- Stated exercise -
Show all lines that include the string "Market"; copy each one.

- Extracted material -
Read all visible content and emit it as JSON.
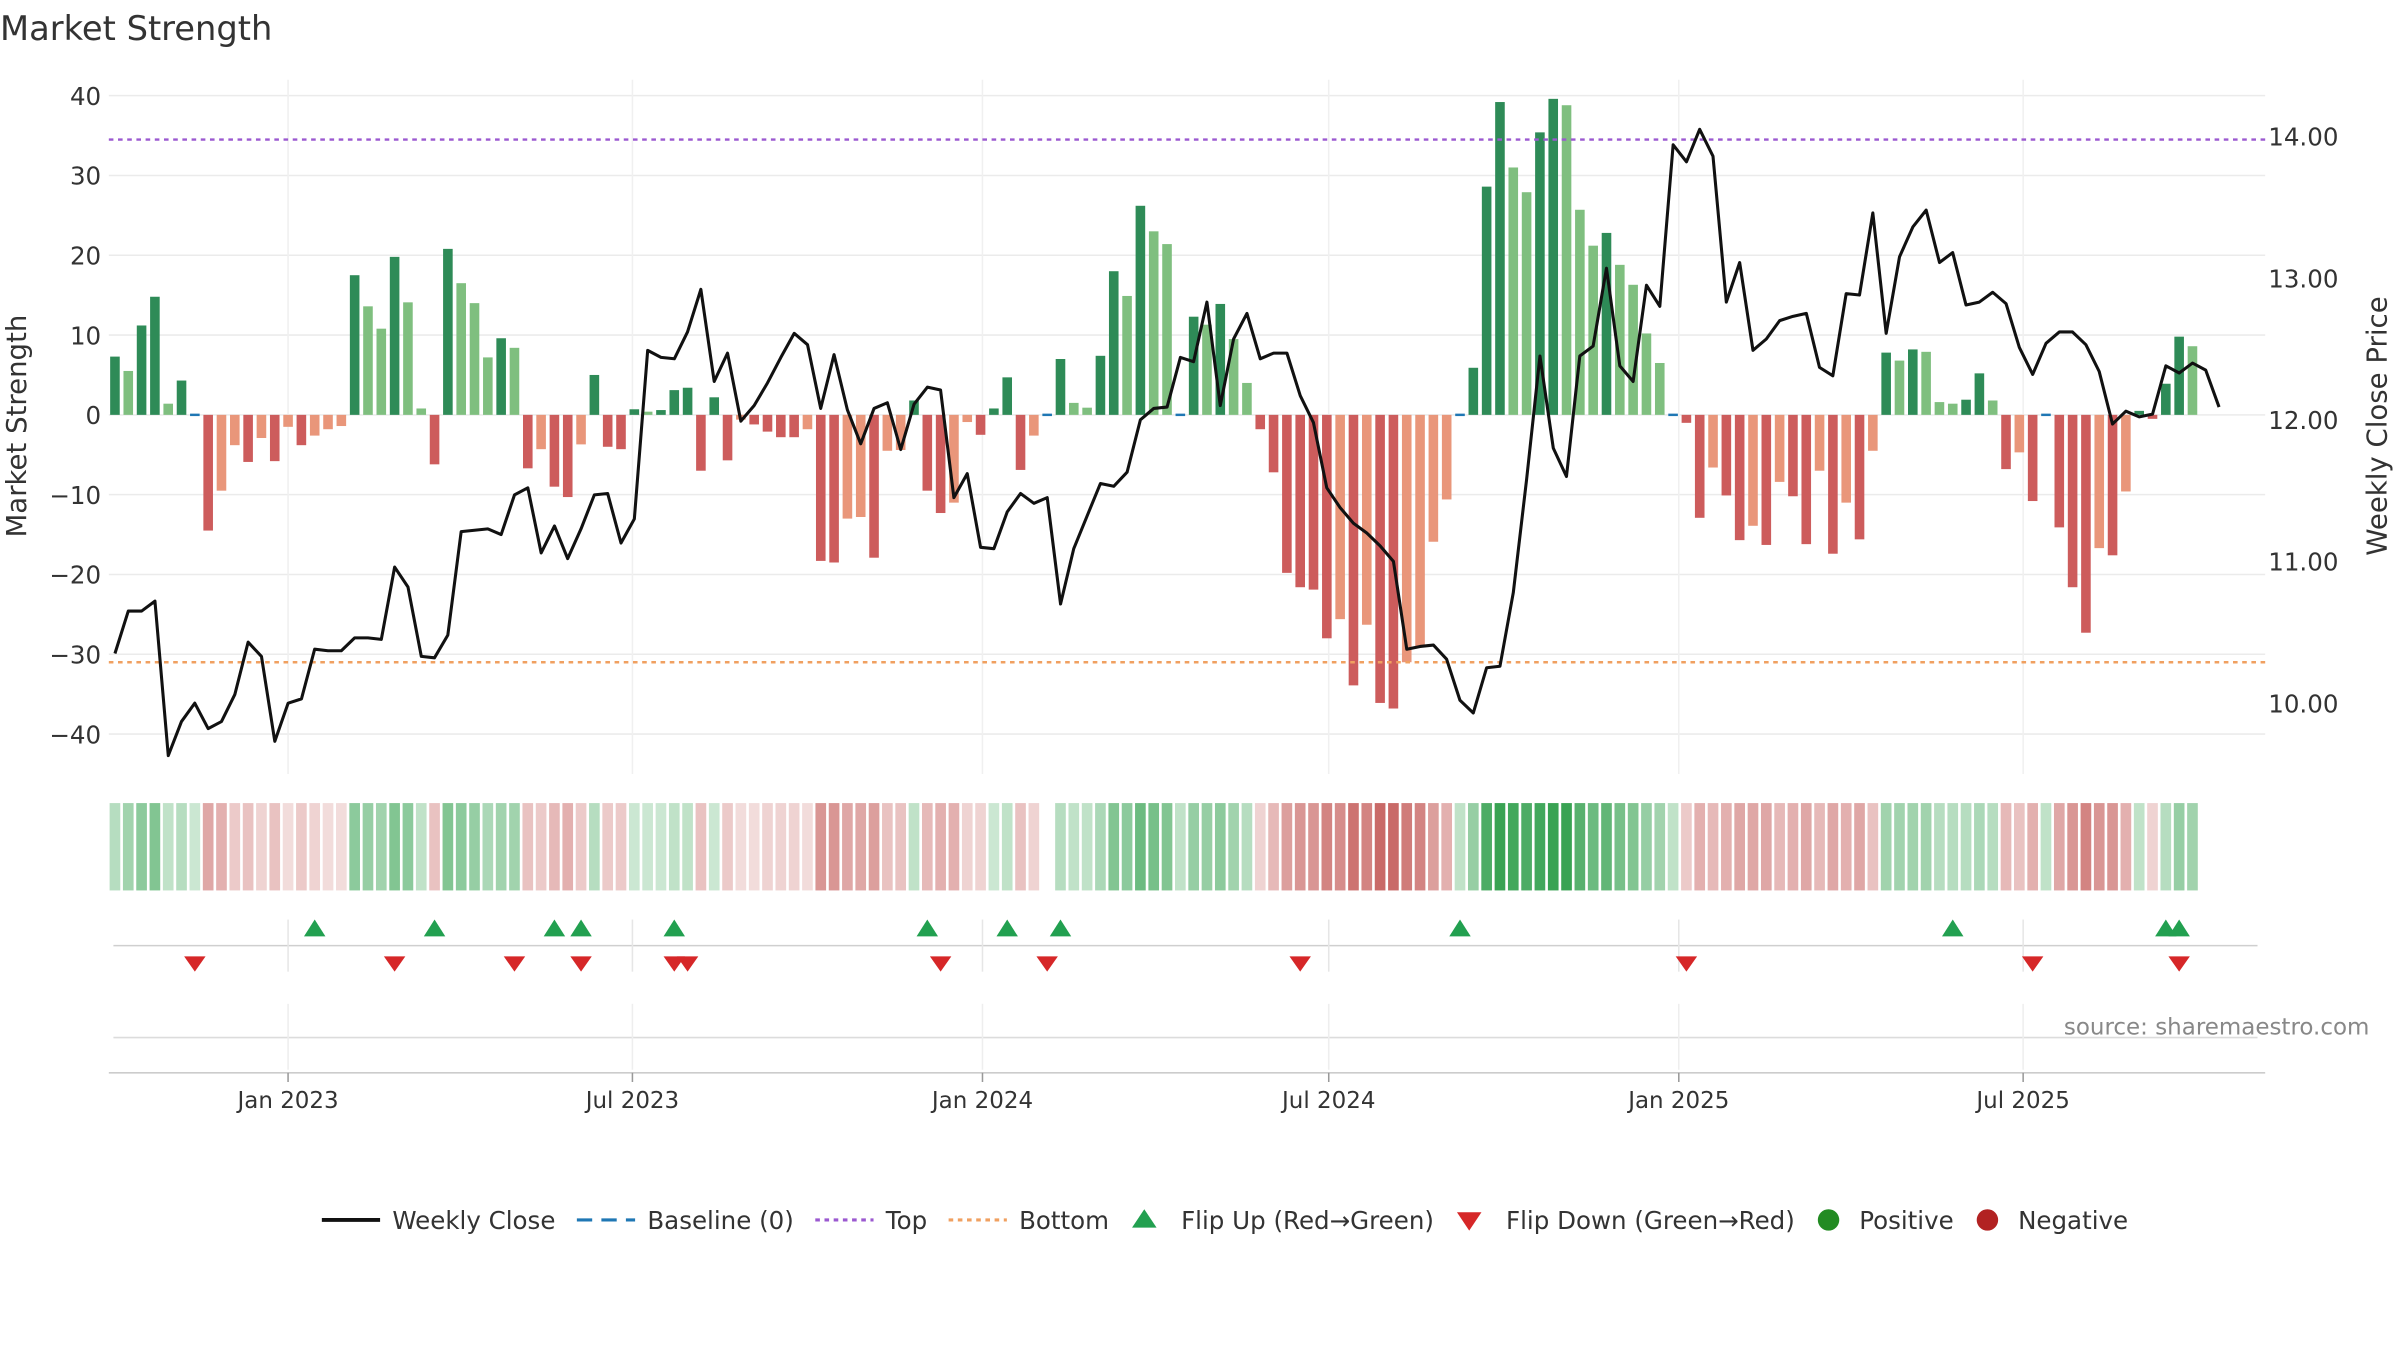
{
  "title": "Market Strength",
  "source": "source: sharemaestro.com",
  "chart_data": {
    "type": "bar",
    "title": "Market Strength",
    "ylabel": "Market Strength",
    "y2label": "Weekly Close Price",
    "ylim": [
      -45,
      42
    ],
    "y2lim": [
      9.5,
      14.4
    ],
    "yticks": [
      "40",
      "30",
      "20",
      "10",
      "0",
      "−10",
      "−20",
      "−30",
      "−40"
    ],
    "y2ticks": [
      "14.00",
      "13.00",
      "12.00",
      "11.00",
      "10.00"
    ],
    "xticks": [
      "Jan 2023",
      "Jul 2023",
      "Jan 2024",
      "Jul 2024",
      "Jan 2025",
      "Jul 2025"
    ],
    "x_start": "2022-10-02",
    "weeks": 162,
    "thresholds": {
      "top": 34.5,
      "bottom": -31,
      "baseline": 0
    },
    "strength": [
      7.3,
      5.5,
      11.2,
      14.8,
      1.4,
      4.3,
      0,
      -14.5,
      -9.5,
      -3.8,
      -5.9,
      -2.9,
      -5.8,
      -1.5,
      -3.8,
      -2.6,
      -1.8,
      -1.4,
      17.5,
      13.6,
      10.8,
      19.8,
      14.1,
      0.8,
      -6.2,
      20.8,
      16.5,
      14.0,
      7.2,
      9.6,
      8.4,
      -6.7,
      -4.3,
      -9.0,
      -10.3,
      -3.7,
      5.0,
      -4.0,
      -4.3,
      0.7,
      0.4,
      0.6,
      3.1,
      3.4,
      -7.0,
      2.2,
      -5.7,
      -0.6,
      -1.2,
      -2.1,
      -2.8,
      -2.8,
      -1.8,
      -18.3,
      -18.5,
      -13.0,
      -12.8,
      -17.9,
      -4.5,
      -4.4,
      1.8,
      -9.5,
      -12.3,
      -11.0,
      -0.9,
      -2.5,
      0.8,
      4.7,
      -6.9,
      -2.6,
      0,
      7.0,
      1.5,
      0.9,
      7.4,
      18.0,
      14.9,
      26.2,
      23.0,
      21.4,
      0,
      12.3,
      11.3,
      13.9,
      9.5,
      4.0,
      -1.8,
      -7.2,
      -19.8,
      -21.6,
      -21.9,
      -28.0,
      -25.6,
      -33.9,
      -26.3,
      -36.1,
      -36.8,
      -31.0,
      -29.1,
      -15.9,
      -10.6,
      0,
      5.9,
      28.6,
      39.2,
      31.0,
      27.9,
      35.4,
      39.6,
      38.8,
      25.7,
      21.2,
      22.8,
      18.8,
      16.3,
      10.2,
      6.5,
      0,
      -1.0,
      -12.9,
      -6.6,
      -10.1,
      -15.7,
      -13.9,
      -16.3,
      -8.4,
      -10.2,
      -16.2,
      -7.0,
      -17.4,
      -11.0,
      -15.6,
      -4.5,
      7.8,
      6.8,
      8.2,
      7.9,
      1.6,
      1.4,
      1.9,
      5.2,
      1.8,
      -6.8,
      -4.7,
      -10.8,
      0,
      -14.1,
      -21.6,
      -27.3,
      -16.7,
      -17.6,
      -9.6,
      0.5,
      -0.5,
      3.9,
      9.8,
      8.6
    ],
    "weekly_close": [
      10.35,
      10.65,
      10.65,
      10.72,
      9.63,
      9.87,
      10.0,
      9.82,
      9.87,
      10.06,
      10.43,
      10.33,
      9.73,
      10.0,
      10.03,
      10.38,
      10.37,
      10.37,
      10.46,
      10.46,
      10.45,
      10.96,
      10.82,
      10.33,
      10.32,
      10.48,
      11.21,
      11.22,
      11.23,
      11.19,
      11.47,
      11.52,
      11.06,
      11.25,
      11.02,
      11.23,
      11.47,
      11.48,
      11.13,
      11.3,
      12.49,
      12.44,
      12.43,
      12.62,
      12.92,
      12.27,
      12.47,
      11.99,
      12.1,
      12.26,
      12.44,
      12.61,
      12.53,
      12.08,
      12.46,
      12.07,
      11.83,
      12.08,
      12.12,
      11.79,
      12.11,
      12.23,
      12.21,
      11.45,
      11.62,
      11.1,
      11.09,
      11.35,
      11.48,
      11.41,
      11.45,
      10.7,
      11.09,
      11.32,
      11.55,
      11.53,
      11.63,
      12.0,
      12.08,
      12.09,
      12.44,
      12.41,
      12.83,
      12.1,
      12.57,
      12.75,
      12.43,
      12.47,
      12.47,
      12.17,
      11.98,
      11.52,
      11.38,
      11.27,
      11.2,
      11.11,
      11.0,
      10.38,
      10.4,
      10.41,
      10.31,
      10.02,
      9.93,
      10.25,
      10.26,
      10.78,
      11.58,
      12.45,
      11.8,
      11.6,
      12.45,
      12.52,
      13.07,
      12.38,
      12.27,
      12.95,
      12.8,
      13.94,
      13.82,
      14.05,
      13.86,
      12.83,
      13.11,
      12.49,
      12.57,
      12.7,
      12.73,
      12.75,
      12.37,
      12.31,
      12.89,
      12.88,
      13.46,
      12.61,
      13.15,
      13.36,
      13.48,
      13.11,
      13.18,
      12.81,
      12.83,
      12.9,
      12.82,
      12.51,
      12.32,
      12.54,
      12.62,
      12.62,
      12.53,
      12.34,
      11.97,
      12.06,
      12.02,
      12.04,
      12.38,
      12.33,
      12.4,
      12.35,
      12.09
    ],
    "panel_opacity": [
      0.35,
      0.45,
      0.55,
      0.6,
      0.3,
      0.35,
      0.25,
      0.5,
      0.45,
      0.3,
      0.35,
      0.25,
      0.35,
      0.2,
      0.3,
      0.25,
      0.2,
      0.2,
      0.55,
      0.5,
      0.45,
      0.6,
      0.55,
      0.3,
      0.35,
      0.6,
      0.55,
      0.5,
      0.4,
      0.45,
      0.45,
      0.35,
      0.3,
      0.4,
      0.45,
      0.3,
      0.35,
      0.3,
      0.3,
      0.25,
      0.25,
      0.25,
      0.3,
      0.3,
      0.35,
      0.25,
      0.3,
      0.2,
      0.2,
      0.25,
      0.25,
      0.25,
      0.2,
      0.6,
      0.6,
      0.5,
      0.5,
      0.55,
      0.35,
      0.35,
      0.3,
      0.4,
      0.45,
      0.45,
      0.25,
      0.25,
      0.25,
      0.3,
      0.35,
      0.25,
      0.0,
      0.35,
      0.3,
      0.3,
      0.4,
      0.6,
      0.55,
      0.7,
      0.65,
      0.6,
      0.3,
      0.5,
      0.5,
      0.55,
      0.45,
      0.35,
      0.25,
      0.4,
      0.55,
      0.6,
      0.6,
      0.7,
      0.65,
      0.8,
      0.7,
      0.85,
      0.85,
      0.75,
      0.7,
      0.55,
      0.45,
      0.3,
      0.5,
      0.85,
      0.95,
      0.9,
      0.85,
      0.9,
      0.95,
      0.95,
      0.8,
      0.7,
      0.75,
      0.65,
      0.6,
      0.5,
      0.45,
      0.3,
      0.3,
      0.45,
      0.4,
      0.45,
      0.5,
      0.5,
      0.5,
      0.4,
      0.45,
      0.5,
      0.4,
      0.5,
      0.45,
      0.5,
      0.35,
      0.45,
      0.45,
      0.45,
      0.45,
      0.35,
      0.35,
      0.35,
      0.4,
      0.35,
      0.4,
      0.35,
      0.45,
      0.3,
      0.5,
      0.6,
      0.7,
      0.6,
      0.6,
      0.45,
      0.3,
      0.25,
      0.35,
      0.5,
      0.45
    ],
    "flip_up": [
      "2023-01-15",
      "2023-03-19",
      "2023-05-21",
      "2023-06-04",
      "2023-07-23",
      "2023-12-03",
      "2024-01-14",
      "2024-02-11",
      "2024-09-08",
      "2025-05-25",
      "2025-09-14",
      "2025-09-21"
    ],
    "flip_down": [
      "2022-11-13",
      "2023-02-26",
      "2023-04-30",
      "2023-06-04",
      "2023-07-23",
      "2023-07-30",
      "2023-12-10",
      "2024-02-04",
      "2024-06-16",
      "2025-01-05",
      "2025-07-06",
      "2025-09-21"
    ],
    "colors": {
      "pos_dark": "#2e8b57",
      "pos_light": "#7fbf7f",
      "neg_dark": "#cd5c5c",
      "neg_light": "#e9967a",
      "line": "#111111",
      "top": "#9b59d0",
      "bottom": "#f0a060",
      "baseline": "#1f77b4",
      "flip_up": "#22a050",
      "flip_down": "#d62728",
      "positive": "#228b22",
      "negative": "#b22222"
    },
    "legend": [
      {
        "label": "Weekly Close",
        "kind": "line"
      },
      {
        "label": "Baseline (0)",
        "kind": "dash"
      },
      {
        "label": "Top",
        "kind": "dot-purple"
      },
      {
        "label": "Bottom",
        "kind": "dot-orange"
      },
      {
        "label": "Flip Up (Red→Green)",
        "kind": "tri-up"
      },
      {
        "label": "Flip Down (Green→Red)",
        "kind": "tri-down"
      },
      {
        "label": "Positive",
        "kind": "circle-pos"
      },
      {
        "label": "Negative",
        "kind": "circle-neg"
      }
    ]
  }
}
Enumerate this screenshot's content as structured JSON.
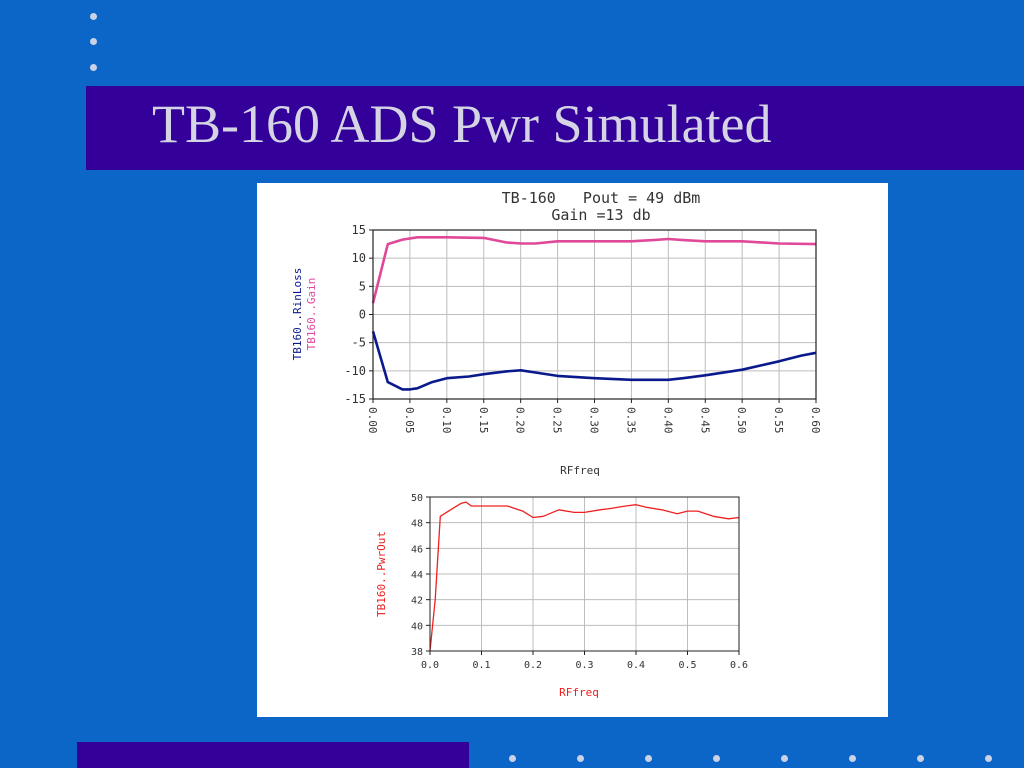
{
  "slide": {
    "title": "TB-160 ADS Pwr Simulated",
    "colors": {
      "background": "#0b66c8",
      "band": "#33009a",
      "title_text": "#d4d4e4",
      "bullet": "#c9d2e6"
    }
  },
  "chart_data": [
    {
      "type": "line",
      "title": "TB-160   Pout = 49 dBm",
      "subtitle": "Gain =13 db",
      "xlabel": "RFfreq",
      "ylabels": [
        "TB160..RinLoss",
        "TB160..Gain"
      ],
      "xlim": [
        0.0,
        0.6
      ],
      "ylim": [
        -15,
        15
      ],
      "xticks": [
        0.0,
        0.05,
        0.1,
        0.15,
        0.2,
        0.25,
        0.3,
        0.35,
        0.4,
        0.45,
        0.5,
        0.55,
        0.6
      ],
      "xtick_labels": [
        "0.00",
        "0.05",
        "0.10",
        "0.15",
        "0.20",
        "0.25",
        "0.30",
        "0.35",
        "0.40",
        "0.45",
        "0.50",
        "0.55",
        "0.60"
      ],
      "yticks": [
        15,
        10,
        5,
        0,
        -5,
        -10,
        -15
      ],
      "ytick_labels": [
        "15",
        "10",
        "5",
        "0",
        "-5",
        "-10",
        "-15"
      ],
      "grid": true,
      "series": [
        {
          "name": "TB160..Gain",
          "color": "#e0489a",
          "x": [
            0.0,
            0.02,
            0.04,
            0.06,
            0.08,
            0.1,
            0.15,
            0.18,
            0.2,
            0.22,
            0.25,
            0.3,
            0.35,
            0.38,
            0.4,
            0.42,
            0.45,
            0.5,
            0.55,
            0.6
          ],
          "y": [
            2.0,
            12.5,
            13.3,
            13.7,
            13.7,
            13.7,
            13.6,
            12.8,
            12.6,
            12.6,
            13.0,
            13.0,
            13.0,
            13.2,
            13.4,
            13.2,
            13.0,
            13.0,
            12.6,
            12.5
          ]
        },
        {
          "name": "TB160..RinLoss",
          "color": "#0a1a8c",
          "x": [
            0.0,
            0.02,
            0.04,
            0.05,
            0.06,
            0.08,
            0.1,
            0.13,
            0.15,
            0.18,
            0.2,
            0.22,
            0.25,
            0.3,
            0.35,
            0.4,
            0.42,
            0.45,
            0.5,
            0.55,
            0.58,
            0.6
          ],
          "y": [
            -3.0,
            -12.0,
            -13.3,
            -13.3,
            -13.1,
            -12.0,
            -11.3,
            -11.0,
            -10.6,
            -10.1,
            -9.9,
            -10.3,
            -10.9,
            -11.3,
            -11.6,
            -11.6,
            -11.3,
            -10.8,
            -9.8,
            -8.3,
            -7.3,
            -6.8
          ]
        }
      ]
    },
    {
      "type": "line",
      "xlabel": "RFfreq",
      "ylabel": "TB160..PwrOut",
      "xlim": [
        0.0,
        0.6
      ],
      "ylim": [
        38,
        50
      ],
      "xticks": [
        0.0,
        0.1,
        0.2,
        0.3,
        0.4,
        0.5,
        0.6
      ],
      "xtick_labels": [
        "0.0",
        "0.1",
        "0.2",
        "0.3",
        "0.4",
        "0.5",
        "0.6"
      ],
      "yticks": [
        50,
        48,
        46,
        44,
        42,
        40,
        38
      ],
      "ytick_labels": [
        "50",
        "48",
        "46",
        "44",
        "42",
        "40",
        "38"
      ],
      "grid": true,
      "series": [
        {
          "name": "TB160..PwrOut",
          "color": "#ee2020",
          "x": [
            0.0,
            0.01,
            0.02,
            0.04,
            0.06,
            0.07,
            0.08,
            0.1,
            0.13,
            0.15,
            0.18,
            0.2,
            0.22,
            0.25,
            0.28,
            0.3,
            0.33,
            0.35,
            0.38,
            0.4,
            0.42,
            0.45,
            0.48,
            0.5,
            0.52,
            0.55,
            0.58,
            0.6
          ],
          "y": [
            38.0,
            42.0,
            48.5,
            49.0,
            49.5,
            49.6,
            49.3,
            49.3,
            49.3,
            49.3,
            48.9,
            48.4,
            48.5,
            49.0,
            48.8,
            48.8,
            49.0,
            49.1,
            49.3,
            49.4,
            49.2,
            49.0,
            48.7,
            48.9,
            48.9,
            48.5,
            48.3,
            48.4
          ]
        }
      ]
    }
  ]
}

- Result of the exercise -
  "title": "Market Strength",
    "title": "Market Strength",
    "ylabel": "Market Strength",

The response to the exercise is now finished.